● Stored rows
________________
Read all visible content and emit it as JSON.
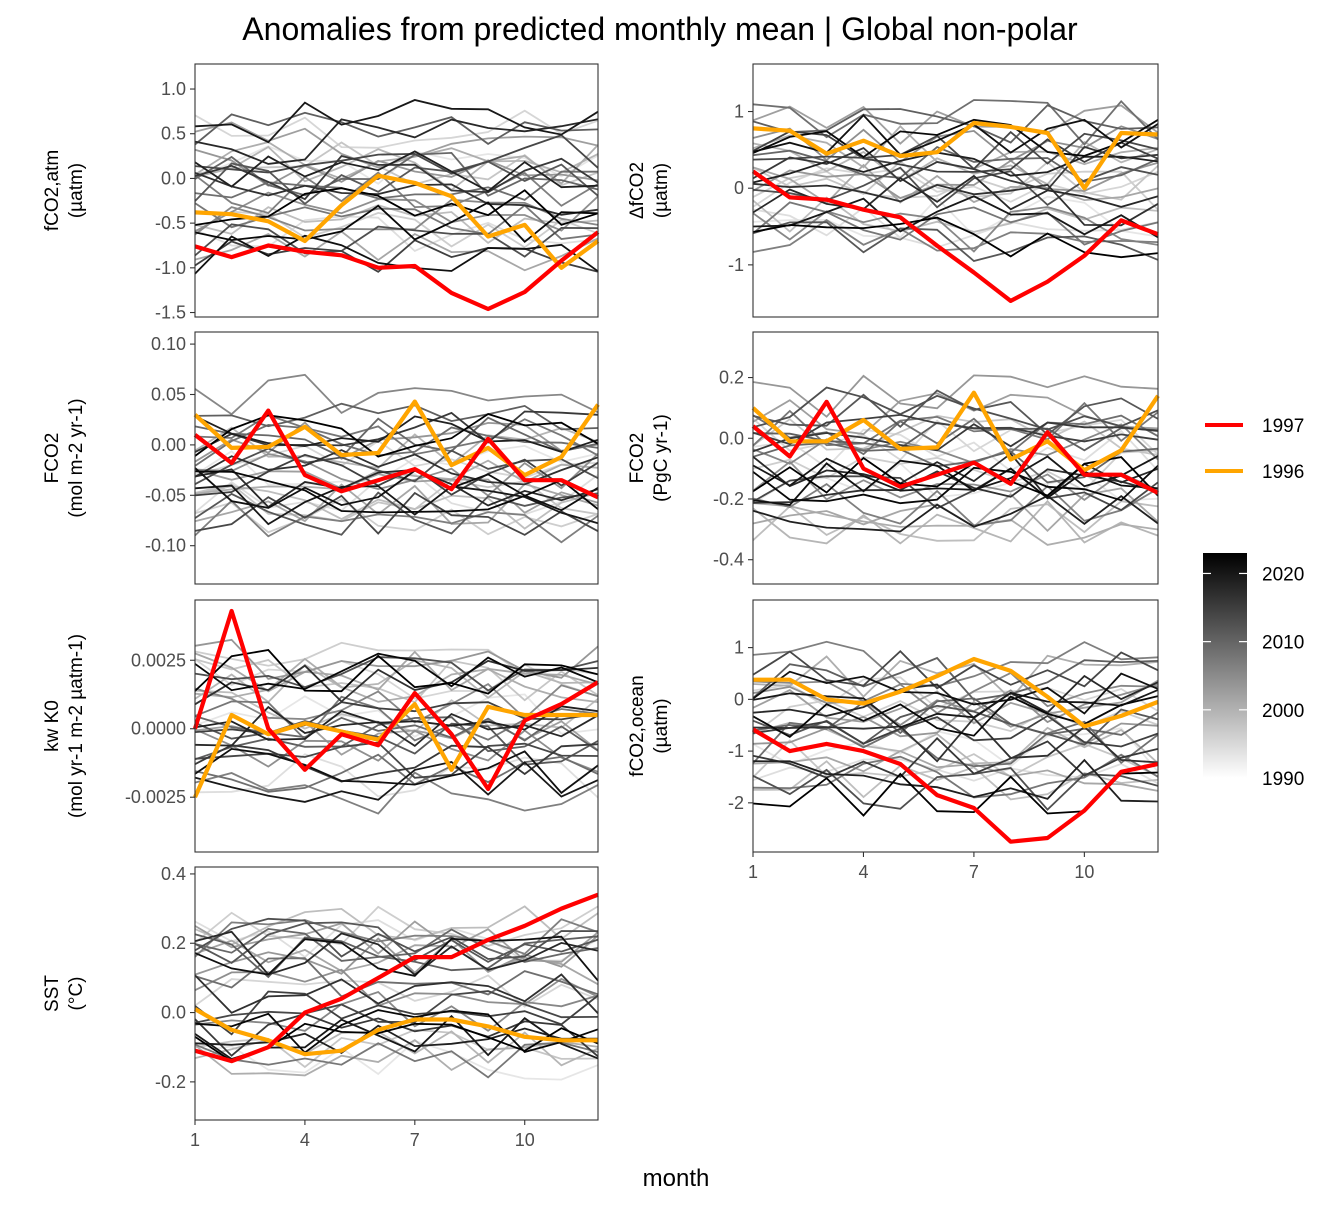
{
  "figure": {
    "title": "Anomalies from predicted monthly mean | Global non-polar",
    "xlabel": "month"
  },
  "legend": {
    "lines": [
      {
        "label": "1997",
        "color": "#ff0000"
      },
      {
        "label": "1996",
        "color": "#ffa500"
      }
    ],
    "colorbar": {
      "min": 1990,
      "max": 2023,
      "ticks": [
        1990,
        2000,
        2010,
        2020
      ],
      "low_color": "#ffffff",
      "high_color": "#000000"
    }
  },
  "chart_data": [
    {
      "type": "line",
      "ylabel_lines": [
        "fCO2,atm",
        "(µatm)"
      ],
      "ylim": [
        -1.55,
        1.28
      ],
      "yticks": [
        -1.5,
        -1.0,
        -0.5,
        0.0,
        0.5,
        1.0
      ],
      "ytick_labels": [
        "-1.5",
        "-1.0",
        "-0.5",
        "0.0",
        "0.5",
        "1.0"
      ],
      "x": [
        1,
        2,
        3,
        4,
        5,
        6,
        7,
        8,
        9,
        10,
        11,
        12
      ],
      "highlight": [
        {
          "name": "1997",
          "values": [
            -0.76,
            -0.88,
            -0.75,
            -0.82,
            -0.86,
            -1.0,
            -0.98,
            -1.28,
            -1.46,
            -1.27,
            -0.92,
            -0.6
          ]
        },
        {
          "name": "1996",
          "values": [
            -0.38,
            -0.4,
            -0.48,
            -0.7,
            -0.3,
            0.03,
            -0.05,
            -0.2,
            -0.65,
            -0.52,
            -1.0,
            -0.7
          ]
        }
      ]
    },
    {
      "type": "line",
      "ylabel_lines": [
        "ΔfCO2",
        "(µatm)"
      ],
      "ylim": [
        -1.68,
        1.62
      ],
      "yticks": [
        -1,
        0,
        1
      ],
      "ytick_labels": [
        "-1",
        "0",
        "1"
      ],
      "x": [
        1,
        2,
        3,
        4,
        5,
        6,
        7,
        8,
        9,
        10,
        11,
        12
      ],
      "highlight": [
        {
          "name": "1997",
          "values": [
            0.22,
            -0.12,
            -0.15,
            -0.28,
            -0.38,
            -0.75,
            -1.1,
            -1.47,
            -1.22,
            -0.88,
            -0.42,
            -0.6
          ]
        },
        {
          "name": "1996",
          "values": [
            0.78,
            0.75,
            0.45,
            0.62,
            0.42,
            0.47,
            0.85,
            0.8,
            0.72,
            0.0,
            0.72,
            0.7
          ]
        }
      ]
    },
    {
      "type": "line",
      "ylabel_lines": [
        "FCO2",
        "(mol m-2 yr-1)"
      ],
      "ylim": [
        -0.138,
        0.112
      ],
      "yticks": [
        -0.1,
        -0.05,
        0.0,
        0.05,
        0.1
      ],
      "ytick_labels": [
        "-0.10",
        "-0.05",
        "0.00",
        "0.05",
        "0.10"
      ],
      "x": [
        1,
        2,
        3,
        4,
        5,
        6,
        7,
        8,
        9,
        10,
        11,
        12
      ],
      "highlight": [
        {
          "name": "1997",
          "values": [
            0.01,
            -0.018,
            0.034,
            -0.03,
            -0.046,
            -0.035,
            -0.024,
            -0.044,
            0.006,
            -0.035,
            -0.035,
            -0.052
          ]
        },
        {
          "name": "1996",
          "values": [
            0.03,
            -0.003,
            -0.002,
            0.018,
            -0.01,
            -0.008,
            0.043,
            -0.02,
            -0.003,
            -0.03,
            -0.012,
            0.04
          ]
        }
      ]
    },
    {
      "type": "line",
      "ylabel_lines": [
        "FCO2",
        "(PgC yr-1)"
      ],
      "ylim": [
        -0.48,
        0.35
      ],
      "yticks": [
        -0.4,
        -0.2,
        0.0,
        0.2
      ],
      "ytick_labels": [
        "-0.4",
        "-0.2",
        "0.0",
        "0.2"
      ],
      "x": [
        1,
        2,
        3,
        4,
        5,
        6,
        7,
        8,
        9,
        10,
        11,
        12
      ],
      "highlight": [
        {
          "name": "1997",
          "values": [
            0.04,
            -0.06,
            0.12,
            -0.1,
            -0.16,
            -0.12,
            -0.08,
            -0.15,
            0.02,
            -0.12,
            -0.12,
            -0.18
          ]
        },
        {
          "name": "1996",
          "values": [
            0.1,
            -0.01,
            -0.01,
            0.06,
            -0.035,
            -0.03,
            0.15,
            -0.07,
            -0.01,
            -0.105,
            -0.04,
            0.14
          ]
        }
      ]
    },
    {
      "type": "line",
      "ylabel_lines": [
        "kw K0",
        "(mol yr-1 m-2 µatm-1)"
      ],
      "ylim": [
        -0.0045,
        0.0047
      ],
      "yticks": [
        -0.0025,
        0.0,
        0.0025
      ],
      "ytick_labels": [
        "-0.0025",
        "0.0000",
        "0.0025"
      ],
      "x": [
        1,
        2,
        3,
        4,
        5,
        6,
        7,
        8,
        9,
        10,
        11,
        12
      ],
      "highlight": [
        {
          "name": "1997",
          "values": [
            0.0,
            0.0043,
            0.0,
            -0.0015,
            -0.0002,
            -0.0006,
            0.0013,
            -0.0002,
            -0.0022,
            0.0003,
            0.0009,
            0.0017
          ]
        },
        {
          "name": "1996",
          "values": [
            -0.0025,
            0.0005,
            -0.0002,
            0.0002,
            -0.0001,
            -0.0004,
            0.0009,
            -0.0015,
            0.0008,
            0.0005,
            0.0005,
            0.0005
          ]
        }
      ]
    },
    {
      "type": "line",
      "ylabel_lines": [
        "fCO2,ocean",
        "(µatm)"
      ],
      "ylim": [
        -2.95,
        1.92
      ],
      "yticks": [
        -2,
        -1,
        0,
        1
      ],
      "ytick_labels": [
        "-2",
        "-1",
        "0",
        "1"
      ],
      "xticks": [
        1,
        4,
        7,
        10
      ],
      "x": [
        1,
        2,
        3,
        4,
        5,
        6,
        7,
        8,
        9,
        10,
        11,
        12
      ],
      "highlight": [
        {
          "name": "1997",
          "values": [
            -0.58,
            -1.0,
            -0.86,
            -1.0,
            -1.25,
            -1.85,
            -2.1,
            -2.75,
            -2.68,
            -2.15,
            -1.4,
            -1.25
          ]
        },
        {
          "name": "1996",
          "values": [
            0.38,
            0.38,
            0.0,
            -0.08,
            0.15,
            0.45,
            0.78,
            0.55,
            0.05,
            -0.52,
            -0.32,
            -0.05
          ]
        }
      ]
    },
    {
      "type": "line",
      "ylabel_lines": [
        "SST",
        "(°C)"
      ],
      "ylim": [
        -0.31,
        0.42
      ],
      "yticks": [
        -0.2,
        0.0,
        0.2,
        0.4
      ],
      "ytick_labels": [
        "-0.2",
        "0.0",
        "0.2",
        "0.4"
      ],
      "xticks": [
        1,
        4,
        7,
        10
      ],
      "x": [
        1,
        2,
        3,
        4,
        5,
        6,
        7,
        8,
        9,
        10,
        11,
        12
      ],
      "highlight": [
        {
          "name": "1997",
          "values": [
            -0.11,
            -0.14,
            -0.1,
            0.0,
            0.04,
            0.1,
            0.16,
            0.16,
            0.21,
            0.25,
            0.3,
            0.34
          ]
        },
        {
          "name": "1996",
          "values": [
            0.01,
            -0.05,
            -0.08,
            -0.12,
            -0.11,
            -0.05,
            -0.02,
            -0.02,
            -0.04,
            -0.07,
            -0.08,
            -0.08
          ]
        }
      ]
    }
  ]
}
________________
● Exercise description
Copy every line of the data word for word, omitting the images.

● Solution to the problem
Read all visible content and emit it as JSON.
{
  "figure": {
    "title": "Anomalies from predicted monthly mean | Global non-polar",
    "xlabel": "month"
  },
  "legend": {
    "lines": [
      {
        "label": "1997",
        "color": "#ff0000"
      },
      {
        "label": "1996",
        "color": "#ffa500"
      }
    ],
    "colorbar": {
      "min": 1990,
      "max": 2023,
      "ticks": [
        1990,
        2000,
        2010,
        2020
      ],
      "low_color": "#ffffff",
      "high_color": "#000000"
    }
  },
  "chart_data": [
    {
      "type": "line",
      "ylabel_lines": [
        "fCO2,atm",
        "(µatm)"
      ],
      "ylim": [
        -1.55,
        1.28
      ],
      "yticks": [
        -1.5,
        -1.0,
        -0.5,
        0.0,
        0.5,
        1.0
      ],
      "ytick_labels": [
        "-1.5",
        "-1.0",
        "-0.5",
        "0.0",
        "0.5",
        "1.0"
      ],
      "x": [
        1,
        2,
        3,
        4,
        5,
        6,
        7,
        8,
        9,
        10,
        11,
        12
      ],
      "highlight": [
        {
          "name": "1997",
          "values": [
            -0.76,
            -0.88,
            -0.75,
            -0.82,
            -0.86,
            -1.0,
            -0.98,
            -1.28,
            -1.46,
            -1.27,
            -0.92,
            -0.6
          ]
        },
        {
          "name": "1996",
          "values": [
            -0.38,
            -0.4,
            -0.48,
            -0.7,
            -0.3,
            0.03,
            -0.05,
            -0.2,
            -0.65,
            -0.52,
            -1.0,
            -0.7
          ]
        }
      ]
    },
    {
      "type": "line",
      "ylabel_lines": [
        "ΔfCO2",
        "(µatm)"
      ],
      "ylim": [
        -1.68,
        1.62
      ],
      "yticks": [
        -1,
        0,
        1
      ],
      "ytick_labels": [
        "-1",
        "0",
        "1"
      ],
      "x": [
        1,
        2,
        3,
        4,
        5,
        6,
        7,
        8,
        9,
        10,
        11,
        12
      ],
      "highlight": [
        {
          "name": "1997",
          "values": [
            0.22,
            -0.12,
            -0.15,
            -0.28,
            -0.38,
            -0.75,
            -1.1,
            -1.47,
            -1.22,
            -0.88,
            -0.42,
            -0.6
          ]
        },
        {
          "name": "1996",
          "values": [
            0.78,
            0.75,
            0.45,
            0.62,
            0.42,
            0.47,
            0.85,
            0.8,
            0.72,
            0.0,
            0.72,
            0.7
          ]
        }
      ]
    },
    {
      "type": "line",
      "ylabel_lines": [
        "FCO2",
        "(mol m-2 yr-1)"
      ],
      "ylim": [
        -0.138,
        0.112
      ],
      "yticks": [
        -0.1,
        -0.05,
        0.0,
        0.05,
        0.1
      ],
      "ytick_labels": [
        "-0.10",
        "-0.05",
        "0.00",
        "0.05",
        "0.10"
      ],
      "x": [
        1,
        2,
        3,
        4,
        5,
        6,
        7,
        8,
        9,
        10,
        11,
        12
      ],
      "highlight": [
        {
          "name": "1997",
          "values": [
            0.01,
            -0.018,
            0.034,
            -0.03,
            -0.046,
            -0.035,
            -0.024,
            -0.044,
            0.006,
            -0.035,
            -0.035,
            -0.052
          ]
        },
        {
          "name": "1996",
          "values": [
            0.03,
            -0.003,
            -0.002,
            0.018,
            -0.01,
            -0.008,
            0.043,
            -0.02,
            -0.003,
            -0.03,
            -0.012,
            0.04
          ]
        }
      ]
    },
    {
      "type": "line",
      "ylabel_lines": [
        "FCO2",
        "(PgC yr-1)"
      ],
      "ylim": [
        -0.48,
        0.35
      ],
      "yticks": [
        -0.4,
        -0.2,
        0.0,
        0.2
      ],
      "ytick_labels": [
        "-0.4",
        "-0.2",
        "0.0",
        "0.2"
      ],
      "x": [
        1,
        2,
        3,
        4,
        5,
        6,
        7,
        8,
        9,
        10,
        11,
        12
      ],
      "highlight": [
        {
          "name": "1997",
          "values": [
            0.04,
            -0.06,
            0.12,
            -0.1,
            -0.16,
            -0.12,
            -0.08,
            -0.15,
            0.02,
            -0.12,
            -0.12,
            -0.18
          ]
        },
        {
          "name": "1996",
          "values": [
            0.1,
            -0.01,
            -0.01,
            0.06,
            -0.035,
            -0.03,
            0.15,
            -0.07,
            -0.01,
            -0.105,
            -0.04,
            0.14
          ]
        }
      ]
    },
    {
      "type": "line",
      "ylabel_lines": [
        "kw K0",
        "(mol yr-1 m-2 µatm-1)"
      ],
      "ylim": [
        -0.0045,
        0.0047
      ],
      "yticks": [
        -0.0025,
        0.0,
        0.0025
      ],
      "ytick_labels": [
        "-0.0025",
        "0.0000",
        "0.0025"
      ],
      "x": [
        1,
        2,
        3,
        4,
        5,
        6,
        7,
        8,
        9,
        10,
        11,
        12
      ],
      "highlight": [
        {
          "name": "1997",
          "values": [
            0.0,
            0.0043,
            0.0,
            -0.0015,
            -0.0002,
            -0.0006,
            0.0013,
            -0.0002,
            -0.0022,
            0.0003,
            0.0009,
            0.0017
          ]
        },
        {
          "name": "1996",
          "values": [
            -0.0025,
            0.0005,
            -0.0002,
            0.0002,
            -0.0001,
            -0.0004,
            0.0009,
            -0.0015,
            0.0008,
            0.0005,
            0.0005,
            0.0005
          ]
        }
      ]
    },
    {
      "type": "line",
      "ylabel_lines": [
        "fCO2,ocean",
        "(µatm)"
      ],
      "ylim": [
        -2.95,
        1.92
      ],
      "yticks": [
        -2,
        -1,
        0,
        1
      ],
      "ytick_labels": [
        "-2",
        "-1",
        "0",
        "1"
      ],
      "xticks": [
        1,
        4,
        7,
        10
      ],
      "x": [
        1,
        2,
        3,
        4,
        5,
        6,
        7,
        8,
        9,
        10,
        11,
        12
      ],
      "highlight": [
        {
          "name": "1997",
          "values": [
            -0.58,
            -1.0,
            -0.86,
            -1.0,
            -1.25,
            -1.85,
            -2.1,
            -2.75,
            -2.68,
            -2.15,
            -1.4,
            -1.25
          ]
        },
        {
          "name": "1996",
          "values": [
            0.38,
            0.38,
            0.0,
            -0.08,
            0.15,
            0.45,
            0.78,
            0.55,
            0.05,
            -0.52,
            -0.32,
            -0.05
          ]
        }
      ]
    },
    {
      "type": "line",
      "ylabel_lines": [
        "SST",
        "(°C)"
      ],
      "ylim": [
        -0.31,
        0.42
      ],
      "yticks": [
        -0.2,
        0.0,
        0.2,
        0.4
      ],
      "ytick_labels": [
        "-0.2",
        "0.0",
        "0.2",
        "0.4"
      ],
      "xticks": [
        1,
        4,
        7,
        10
      ],
      "x": [
        1,
        2,
        3,
        4,
        5,
        6,
        7,
        8,
        9,
        10,
        11,
        12
      ],
      "highlight": [
        {
          "name": "1997",
          "values": [
            -0.11,
            -0.14,
            -0.1,
            0.0,
            0.04,
            0.1,
            0.16,
            0.16,
            0.21,
            0.25,
            0.3,
            0.34
          ]
        },
        {
          "name": "1996",
          "values": [
            0.01,
            -0.05,
            -0.08,
            -0.12,
            -0.11,
            -0.05,
            -0.02,
            -0.02,
            -0.04,
            -0.07,
            -0.08,
            -0.08
          ]
        }
      ]
    }
  ]
}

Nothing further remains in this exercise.